_Written request:_ Write the records out again, precisely as they stand.

** start of Excerpted records **

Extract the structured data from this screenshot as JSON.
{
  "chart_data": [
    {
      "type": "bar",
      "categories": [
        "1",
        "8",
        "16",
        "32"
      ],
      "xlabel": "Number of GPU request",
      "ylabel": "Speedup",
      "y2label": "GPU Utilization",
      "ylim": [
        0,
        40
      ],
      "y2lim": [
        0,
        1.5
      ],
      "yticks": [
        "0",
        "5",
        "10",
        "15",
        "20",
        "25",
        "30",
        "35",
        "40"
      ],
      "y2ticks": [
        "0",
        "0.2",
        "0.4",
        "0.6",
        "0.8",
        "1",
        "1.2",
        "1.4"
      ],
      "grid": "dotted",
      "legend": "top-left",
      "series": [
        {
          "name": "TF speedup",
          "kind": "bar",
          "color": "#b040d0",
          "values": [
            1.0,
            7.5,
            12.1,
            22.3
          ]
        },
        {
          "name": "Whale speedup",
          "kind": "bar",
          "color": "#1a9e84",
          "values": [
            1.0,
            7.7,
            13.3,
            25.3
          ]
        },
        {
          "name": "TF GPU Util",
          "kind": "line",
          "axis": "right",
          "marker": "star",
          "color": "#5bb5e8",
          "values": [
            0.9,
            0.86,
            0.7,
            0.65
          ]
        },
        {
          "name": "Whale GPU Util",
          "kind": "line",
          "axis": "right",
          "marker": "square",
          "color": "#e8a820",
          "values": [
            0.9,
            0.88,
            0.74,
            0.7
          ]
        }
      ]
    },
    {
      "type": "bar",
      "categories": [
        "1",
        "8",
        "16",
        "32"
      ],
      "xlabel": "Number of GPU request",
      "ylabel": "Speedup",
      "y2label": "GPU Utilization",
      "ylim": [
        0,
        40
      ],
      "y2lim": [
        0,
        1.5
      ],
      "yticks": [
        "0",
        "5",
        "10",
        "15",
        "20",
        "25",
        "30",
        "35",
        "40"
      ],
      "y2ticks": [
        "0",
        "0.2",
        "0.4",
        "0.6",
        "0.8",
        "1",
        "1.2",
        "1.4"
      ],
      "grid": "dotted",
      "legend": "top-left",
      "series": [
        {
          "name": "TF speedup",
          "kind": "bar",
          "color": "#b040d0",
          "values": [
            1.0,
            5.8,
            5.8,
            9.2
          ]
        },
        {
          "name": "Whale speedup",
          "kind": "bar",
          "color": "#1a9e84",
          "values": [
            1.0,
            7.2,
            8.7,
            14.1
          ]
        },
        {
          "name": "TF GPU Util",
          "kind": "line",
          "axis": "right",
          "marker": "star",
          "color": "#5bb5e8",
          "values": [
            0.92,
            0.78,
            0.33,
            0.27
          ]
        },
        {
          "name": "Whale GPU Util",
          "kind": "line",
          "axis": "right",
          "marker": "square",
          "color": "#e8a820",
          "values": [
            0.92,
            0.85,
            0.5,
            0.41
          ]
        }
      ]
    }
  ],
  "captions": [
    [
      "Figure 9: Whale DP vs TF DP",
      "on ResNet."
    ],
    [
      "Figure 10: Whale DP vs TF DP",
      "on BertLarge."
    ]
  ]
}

** end of Excerpted records **

_Completed exercise:_
Extract the structured data from this screenshot as JSON.
{
  "chart_data": [
    {
      "type": "bar",
      "categories": [
        "1",
        "8",
        "16",
        "32"
      ],
      "xlabel": "Number of GPU request",
      "ylabel": "Speedup",
      "y2label": "GPU Utilization",
      "ylim": [
        0,
        40
      ],
      "y2lim": [
        0,
        1.5
      ],
      "yticks": [
        "0",
        "5",
        "10",
        "15",
        "20",
        "25",
        "30",
        "35",
        "40"
      ],
      "y2ticks": [
        "0",
        "0.2",
        "0.4",
        "0.6",
        "0.8",
        "1",
        "1.2",
        "1.4"
      ],
      "grid": "dotted",
      "legend": "top-left",
      "series": [
        {
          "name": "TF speedup",
          "kind": "bar",
          "color": "#b040d0",
          "values": [
            1.0,
            7.5,
            12.1,
            22.3
          ]
        },
        {
          "name": "Whale speedup",
          "kind": "bar",
          "color": "#1a9e84",
          "values": [
            1.0,
            7.7,
            13.3,
            25.3
          ]
        },
        {
          "name": "TF GPU Util",
          "kind": "line",
          "axis": "right",
          "marker": "star",
          "color": "#5bb5e8",
          "values": [
            0.9,
            0.86,
            0.7,
            0.65
          ]
        },
        {
          "name": "Whale GPU Util",
          "kind": "line",
          "axis": "right",
          "marker": "square",
          "color": "#e8a820",
          "values": [
            0.9,
            0.88,
            0.74,
            0.7
          ]
        }
      ]
    },
    {
      "type": "bar",
      "categories": [
        "1",
        "8",
        "16",
        "32"
      ],
      "xlabel": "Number of GPU request",
      "ylabel": "Speedup",
      "y2label": "GPU Utilization",
      "ylim": [
        0,
        40
      ],
      "y2lim": [
        0,
        1.5
      ],
      "yticks": [
        "0",
        "5",
        "10",
        "15",
        "20",
        "25",
        "30",
        "35",
        "40"
      ],
      "y2ticks": [
        "0",
        "0.2",
        "0.4",
        "0.6",
        "0.8",
        "1",
        "1.2",
        "1.4"
      ],
      "grid": "dotted",
      "legend": "top-left",
      "series": [
        {
          "name": "TF speedup",
          "kind": "bar",
          "color": "#b040d0",
          "values": [
            1.0,
            5.8,
            5.8,
            9.2
          ]
        },
        {
          "name": "Whale speedup",
          "kind": "bar",
          "color": "#1a9e84",
          "values": [
            1.0,
            7.2,
            8.7,
            14.1
          ]
        },
        {
          "name": "TF GPU Util",
          "kind": "line",
          "axis": "right",
          "marker": "star",
          "color": "#5bb5e8",
          "values": [
            0.92,
            0.78,
            0.33,
            0.27
          ]
        },
        {
          "name": "Whale GPU Util",
          "kind": "line",
          "axis": "right",
          "marker": "square",
          "color": "#e8a820",
          "values": [
            0.92,
            0.85,
            0.5,
            0.41
          ]
        }
      ]
    }
  ],
  "captions": [
    [
      "Figure 9: Whale DP vs TF DP",
      "on ResNet."
    ],
    [
      "Figure 10: Whale DP vs TF DP",
      "on BertLarge."
    ]
  ]
}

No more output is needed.